- [Task to complete]: Which lines include the word "image"? Copy each of them.

- [Data provided]:
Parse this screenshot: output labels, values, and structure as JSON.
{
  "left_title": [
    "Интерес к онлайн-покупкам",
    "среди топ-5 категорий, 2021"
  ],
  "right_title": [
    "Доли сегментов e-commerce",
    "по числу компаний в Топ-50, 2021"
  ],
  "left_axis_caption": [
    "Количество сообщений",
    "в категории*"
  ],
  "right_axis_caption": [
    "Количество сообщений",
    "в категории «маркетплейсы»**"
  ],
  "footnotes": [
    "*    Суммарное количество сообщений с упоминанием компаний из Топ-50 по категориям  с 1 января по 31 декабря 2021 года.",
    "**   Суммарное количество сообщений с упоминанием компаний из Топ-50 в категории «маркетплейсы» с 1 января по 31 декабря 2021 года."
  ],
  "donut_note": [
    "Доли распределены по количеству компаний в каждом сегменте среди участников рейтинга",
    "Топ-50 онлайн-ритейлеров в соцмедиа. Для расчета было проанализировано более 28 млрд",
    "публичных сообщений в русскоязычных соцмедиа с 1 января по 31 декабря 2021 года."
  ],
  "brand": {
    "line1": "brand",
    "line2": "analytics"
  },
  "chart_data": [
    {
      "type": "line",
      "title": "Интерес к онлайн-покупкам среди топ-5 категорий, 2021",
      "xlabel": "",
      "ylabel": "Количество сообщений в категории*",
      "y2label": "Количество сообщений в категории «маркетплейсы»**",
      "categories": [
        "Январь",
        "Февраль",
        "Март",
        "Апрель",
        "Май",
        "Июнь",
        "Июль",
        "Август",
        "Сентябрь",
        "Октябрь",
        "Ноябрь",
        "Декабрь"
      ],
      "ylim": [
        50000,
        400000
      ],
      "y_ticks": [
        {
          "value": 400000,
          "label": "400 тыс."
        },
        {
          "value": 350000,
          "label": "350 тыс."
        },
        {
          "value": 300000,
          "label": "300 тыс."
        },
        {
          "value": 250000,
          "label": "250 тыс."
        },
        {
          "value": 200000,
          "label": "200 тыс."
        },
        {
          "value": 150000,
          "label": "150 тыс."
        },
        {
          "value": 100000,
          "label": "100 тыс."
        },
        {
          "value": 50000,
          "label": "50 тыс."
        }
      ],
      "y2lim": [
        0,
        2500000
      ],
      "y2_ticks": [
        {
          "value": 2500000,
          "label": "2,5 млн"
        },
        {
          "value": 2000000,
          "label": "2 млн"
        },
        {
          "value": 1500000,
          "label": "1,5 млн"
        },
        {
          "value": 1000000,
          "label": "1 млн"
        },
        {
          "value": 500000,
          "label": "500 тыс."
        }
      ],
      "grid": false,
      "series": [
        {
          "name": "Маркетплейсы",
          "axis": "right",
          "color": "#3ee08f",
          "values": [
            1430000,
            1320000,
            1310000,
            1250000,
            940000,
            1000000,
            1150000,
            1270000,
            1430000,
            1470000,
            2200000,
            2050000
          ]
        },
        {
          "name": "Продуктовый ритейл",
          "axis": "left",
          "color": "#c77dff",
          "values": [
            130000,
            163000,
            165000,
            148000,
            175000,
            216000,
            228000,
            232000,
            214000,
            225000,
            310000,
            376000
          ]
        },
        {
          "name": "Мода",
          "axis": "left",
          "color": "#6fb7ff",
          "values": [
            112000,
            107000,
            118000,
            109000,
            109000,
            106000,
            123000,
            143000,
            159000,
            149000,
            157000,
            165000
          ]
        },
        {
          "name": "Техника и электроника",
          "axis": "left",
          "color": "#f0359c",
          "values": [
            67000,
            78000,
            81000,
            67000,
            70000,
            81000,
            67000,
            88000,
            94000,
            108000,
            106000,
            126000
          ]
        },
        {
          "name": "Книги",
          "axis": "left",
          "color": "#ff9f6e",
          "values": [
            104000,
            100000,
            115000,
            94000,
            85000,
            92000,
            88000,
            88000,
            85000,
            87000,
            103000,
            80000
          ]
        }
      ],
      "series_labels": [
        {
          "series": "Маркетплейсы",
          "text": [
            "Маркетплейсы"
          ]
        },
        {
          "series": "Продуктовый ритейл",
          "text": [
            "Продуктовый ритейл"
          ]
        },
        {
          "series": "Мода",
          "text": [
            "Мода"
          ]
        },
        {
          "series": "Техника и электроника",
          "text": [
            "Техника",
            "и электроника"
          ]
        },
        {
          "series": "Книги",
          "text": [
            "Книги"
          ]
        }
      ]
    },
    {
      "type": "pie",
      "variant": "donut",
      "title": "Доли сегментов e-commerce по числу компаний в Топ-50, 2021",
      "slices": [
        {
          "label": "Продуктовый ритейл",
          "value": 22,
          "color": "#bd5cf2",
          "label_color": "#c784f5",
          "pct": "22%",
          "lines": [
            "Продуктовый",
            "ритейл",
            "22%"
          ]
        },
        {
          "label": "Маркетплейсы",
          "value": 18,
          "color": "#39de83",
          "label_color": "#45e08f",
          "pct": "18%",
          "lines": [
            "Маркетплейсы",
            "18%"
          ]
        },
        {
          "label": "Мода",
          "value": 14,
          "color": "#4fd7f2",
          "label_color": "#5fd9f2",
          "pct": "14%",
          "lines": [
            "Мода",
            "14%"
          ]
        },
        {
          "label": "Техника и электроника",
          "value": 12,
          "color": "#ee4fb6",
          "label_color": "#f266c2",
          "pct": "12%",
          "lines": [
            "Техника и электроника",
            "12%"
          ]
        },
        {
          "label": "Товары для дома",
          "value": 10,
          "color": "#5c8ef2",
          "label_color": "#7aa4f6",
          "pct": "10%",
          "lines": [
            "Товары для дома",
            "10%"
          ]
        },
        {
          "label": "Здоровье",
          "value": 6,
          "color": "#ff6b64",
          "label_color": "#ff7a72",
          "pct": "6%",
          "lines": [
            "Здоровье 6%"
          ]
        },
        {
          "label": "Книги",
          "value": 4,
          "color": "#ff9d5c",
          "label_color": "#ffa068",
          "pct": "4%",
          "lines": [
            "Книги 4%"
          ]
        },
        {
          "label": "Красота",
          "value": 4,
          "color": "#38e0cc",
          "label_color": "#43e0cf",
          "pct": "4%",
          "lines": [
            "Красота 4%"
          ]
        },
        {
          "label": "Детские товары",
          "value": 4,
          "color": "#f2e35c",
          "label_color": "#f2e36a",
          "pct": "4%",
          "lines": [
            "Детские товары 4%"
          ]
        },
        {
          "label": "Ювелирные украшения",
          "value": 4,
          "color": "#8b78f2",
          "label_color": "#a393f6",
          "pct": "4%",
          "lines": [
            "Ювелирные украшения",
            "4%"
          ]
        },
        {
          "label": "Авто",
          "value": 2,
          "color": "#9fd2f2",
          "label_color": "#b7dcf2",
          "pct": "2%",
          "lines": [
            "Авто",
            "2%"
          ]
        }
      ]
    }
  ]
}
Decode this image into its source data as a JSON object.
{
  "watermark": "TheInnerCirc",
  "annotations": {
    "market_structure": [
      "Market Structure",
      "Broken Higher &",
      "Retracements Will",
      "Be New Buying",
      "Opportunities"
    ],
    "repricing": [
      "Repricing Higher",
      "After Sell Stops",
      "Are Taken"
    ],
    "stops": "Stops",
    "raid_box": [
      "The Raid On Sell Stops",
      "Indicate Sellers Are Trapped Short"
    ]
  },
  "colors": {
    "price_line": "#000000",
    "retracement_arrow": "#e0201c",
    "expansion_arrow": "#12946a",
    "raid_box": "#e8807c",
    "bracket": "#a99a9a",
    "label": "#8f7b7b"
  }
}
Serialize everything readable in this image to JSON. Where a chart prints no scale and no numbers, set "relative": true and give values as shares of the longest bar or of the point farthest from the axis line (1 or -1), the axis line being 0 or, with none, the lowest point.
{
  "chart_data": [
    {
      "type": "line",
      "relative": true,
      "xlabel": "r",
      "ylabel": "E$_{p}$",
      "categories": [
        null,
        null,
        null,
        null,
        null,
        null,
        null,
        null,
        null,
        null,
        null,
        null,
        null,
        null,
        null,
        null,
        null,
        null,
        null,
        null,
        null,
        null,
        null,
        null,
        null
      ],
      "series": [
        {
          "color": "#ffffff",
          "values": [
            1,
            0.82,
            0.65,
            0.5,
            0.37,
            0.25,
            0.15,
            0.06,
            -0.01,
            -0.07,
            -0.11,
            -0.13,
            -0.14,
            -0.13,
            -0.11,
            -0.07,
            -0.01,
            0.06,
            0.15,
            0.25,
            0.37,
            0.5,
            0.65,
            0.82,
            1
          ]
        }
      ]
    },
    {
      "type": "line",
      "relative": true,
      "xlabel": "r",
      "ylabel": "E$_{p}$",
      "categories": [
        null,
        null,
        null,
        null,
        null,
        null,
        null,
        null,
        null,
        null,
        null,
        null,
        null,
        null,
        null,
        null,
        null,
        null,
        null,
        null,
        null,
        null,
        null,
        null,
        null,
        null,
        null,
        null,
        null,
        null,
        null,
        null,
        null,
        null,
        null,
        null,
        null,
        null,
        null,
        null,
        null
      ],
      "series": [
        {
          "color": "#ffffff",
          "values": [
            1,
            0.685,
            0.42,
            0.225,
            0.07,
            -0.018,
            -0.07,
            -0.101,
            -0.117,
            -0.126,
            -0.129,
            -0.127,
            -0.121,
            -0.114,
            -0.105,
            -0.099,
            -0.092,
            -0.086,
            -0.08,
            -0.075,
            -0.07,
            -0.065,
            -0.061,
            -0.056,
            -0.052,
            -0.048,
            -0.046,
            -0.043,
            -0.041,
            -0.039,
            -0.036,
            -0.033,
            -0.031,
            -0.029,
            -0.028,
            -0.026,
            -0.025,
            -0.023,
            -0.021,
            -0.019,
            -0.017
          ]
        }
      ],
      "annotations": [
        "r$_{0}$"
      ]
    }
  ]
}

- [Answer to the problem]:
Decode this image into its source data as a JSON object.
Serialize everything readable in this image to JSON. Where a chart prints no scale and no numbers, set "relative": true and give values as shares of the longest bar or of the point farthest from the axis line (1 or -1), the axis line being 0 or, with none, the lowest point.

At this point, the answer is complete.